Select lines where the word "النسيئة" appears.

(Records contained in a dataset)
---------------

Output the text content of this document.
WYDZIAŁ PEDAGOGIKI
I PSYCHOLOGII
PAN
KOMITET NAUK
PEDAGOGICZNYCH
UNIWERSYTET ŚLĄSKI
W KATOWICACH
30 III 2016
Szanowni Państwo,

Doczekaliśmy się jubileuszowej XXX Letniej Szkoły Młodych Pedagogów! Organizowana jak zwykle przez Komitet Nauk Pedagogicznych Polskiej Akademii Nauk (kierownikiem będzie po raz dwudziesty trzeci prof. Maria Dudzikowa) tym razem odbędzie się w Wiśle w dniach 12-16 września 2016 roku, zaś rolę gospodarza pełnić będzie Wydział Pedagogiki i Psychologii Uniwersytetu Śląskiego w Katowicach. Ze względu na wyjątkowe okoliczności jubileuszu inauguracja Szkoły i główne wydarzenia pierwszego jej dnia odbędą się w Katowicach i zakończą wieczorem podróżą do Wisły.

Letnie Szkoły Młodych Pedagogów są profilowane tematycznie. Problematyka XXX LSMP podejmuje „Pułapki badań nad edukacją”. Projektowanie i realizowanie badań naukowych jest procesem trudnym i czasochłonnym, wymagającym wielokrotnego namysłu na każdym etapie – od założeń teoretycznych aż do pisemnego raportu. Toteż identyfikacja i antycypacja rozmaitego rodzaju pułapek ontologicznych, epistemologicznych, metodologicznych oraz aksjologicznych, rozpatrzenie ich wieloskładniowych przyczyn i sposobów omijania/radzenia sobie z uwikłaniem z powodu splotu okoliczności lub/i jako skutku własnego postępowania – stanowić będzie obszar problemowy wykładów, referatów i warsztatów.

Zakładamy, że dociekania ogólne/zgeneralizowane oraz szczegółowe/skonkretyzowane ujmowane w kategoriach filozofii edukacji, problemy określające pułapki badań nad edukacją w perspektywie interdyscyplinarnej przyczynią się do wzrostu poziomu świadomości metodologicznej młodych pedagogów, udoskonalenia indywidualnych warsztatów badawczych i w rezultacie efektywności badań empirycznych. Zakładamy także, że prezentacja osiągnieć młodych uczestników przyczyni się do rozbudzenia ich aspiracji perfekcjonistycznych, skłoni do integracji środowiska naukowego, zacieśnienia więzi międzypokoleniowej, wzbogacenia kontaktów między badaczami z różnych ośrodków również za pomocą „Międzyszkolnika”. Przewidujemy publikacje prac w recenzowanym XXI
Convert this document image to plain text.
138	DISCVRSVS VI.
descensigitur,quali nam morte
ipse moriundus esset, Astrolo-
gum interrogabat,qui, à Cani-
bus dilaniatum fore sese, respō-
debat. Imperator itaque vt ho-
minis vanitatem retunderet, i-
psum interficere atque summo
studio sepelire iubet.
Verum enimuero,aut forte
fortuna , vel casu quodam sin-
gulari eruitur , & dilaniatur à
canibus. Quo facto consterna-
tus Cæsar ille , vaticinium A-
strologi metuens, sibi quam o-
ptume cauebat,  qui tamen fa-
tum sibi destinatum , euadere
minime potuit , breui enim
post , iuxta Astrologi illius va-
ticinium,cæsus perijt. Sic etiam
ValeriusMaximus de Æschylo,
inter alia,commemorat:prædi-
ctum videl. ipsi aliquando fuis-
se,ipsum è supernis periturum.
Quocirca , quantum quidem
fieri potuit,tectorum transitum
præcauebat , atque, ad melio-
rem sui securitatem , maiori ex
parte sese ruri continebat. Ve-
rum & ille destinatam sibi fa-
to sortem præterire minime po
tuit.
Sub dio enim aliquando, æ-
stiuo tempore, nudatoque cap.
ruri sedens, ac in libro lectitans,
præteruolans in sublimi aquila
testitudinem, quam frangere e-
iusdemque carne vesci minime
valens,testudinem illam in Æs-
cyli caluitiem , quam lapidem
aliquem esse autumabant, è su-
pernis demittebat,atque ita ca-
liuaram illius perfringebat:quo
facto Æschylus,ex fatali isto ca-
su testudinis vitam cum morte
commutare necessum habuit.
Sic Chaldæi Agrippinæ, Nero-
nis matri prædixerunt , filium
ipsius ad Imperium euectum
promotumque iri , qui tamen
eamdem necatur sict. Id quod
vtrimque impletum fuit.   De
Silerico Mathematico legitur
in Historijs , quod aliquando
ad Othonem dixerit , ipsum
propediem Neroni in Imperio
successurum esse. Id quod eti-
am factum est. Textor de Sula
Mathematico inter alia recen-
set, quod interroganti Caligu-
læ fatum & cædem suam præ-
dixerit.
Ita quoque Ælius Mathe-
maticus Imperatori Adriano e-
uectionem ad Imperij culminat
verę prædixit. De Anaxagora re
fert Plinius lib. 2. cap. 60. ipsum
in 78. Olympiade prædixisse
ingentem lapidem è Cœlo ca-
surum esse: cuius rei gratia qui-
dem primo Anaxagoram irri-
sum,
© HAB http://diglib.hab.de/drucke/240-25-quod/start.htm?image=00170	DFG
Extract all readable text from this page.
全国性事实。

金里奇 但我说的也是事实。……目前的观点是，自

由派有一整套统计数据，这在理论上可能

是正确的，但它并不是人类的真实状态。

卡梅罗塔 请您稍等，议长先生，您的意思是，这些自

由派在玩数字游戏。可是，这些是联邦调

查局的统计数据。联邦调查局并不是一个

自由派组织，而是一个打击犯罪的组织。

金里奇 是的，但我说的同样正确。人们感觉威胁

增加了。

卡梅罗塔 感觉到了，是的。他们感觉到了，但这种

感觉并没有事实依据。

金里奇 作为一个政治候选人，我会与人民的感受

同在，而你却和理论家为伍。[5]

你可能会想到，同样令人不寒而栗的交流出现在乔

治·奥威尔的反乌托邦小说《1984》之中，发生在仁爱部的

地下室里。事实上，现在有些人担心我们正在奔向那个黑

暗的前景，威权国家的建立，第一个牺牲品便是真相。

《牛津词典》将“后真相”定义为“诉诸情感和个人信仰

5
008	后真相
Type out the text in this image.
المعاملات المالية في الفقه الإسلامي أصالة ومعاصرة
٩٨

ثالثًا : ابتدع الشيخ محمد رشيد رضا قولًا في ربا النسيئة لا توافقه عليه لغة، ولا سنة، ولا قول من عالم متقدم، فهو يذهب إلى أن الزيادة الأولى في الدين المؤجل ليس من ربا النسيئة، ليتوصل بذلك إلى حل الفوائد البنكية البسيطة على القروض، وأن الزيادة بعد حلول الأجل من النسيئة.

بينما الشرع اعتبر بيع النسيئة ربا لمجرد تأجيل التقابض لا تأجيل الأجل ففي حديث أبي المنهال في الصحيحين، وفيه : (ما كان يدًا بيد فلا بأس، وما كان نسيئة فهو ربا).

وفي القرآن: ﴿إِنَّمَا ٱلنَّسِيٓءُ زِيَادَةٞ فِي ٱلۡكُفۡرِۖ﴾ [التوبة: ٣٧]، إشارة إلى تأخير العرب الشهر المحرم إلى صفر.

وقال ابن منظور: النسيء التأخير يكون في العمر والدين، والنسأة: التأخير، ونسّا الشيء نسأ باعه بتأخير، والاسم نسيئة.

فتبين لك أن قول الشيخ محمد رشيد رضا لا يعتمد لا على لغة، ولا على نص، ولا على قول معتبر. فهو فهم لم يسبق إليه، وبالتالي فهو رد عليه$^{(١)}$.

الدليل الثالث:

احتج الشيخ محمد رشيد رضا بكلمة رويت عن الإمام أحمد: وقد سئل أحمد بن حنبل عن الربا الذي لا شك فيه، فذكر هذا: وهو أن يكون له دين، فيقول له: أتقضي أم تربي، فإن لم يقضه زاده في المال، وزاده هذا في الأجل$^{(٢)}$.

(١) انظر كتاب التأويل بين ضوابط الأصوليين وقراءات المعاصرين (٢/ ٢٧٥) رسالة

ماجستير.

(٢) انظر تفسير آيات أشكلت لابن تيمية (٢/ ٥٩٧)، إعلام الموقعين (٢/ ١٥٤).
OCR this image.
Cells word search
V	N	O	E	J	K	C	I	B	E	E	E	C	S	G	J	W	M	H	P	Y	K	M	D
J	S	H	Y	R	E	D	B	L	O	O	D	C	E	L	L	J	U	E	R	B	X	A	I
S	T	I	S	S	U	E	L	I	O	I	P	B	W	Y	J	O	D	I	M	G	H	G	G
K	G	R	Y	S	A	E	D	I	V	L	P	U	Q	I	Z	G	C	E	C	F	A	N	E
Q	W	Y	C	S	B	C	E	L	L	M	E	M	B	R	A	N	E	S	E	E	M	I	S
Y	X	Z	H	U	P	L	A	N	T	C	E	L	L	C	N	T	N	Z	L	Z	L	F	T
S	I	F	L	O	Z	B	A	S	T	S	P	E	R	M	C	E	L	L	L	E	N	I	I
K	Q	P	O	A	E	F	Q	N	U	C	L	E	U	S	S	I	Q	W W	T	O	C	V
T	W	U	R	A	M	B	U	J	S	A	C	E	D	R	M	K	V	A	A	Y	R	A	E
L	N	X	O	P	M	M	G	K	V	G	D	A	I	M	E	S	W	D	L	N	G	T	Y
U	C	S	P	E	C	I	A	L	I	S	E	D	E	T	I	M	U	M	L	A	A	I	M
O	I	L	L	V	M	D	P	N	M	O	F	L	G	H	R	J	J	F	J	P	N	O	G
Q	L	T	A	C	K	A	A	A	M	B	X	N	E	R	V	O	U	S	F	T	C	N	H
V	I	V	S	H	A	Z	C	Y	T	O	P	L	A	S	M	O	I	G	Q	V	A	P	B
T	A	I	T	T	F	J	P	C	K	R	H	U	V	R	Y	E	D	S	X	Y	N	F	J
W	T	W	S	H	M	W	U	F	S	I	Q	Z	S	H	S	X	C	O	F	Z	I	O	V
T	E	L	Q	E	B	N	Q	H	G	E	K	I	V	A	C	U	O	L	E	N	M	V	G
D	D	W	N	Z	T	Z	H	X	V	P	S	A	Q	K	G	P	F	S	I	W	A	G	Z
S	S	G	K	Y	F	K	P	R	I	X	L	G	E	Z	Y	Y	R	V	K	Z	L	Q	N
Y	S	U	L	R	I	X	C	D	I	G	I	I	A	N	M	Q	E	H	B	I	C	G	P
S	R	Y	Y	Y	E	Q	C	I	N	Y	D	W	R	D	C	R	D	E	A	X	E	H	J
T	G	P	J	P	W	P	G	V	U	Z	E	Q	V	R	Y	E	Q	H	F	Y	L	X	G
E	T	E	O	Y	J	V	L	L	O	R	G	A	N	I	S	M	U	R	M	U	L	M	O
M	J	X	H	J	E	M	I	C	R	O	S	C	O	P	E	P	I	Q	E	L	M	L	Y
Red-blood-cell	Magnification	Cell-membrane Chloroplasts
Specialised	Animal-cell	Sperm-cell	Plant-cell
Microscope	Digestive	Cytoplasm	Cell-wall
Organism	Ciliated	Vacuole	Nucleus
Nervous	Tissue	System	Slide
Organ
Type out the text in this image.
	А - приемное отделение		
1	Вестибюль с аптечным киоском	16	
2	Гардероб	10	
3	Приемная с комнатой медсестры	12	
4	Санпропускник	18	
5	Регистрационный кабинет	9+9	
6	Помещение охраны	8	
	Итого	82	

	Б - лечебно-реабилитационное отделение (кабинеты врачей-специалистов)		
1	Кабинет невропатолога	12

---------------

Completed exercise:
ثالثًا : ابتدع الشيخ محمد رشيد رضا قولًا في ربا النسيئة لا توافقه عليه لغة، ولا سنة، ولا قول من عالم متقدم، فهو يذهب إلى أن الزيادة الأولى في الدين المؤجل ليس من ربا النسيئة، ليتوصل بذلك إلى حل الفوائد البنكية البسيطة على القروض، وأن الزيادة بعد حلول الأجل من النسيئة.
بينما الشرع اعتبر بيع النسيئة ربا لمجرد تأجيل التقابض لا تأجيل الأجل ففي حديث أبي المنهال في الصحيحين، وفيه : (ما كان يدًا بيد فلا بأس، وما كان نسيئة فهو ربا).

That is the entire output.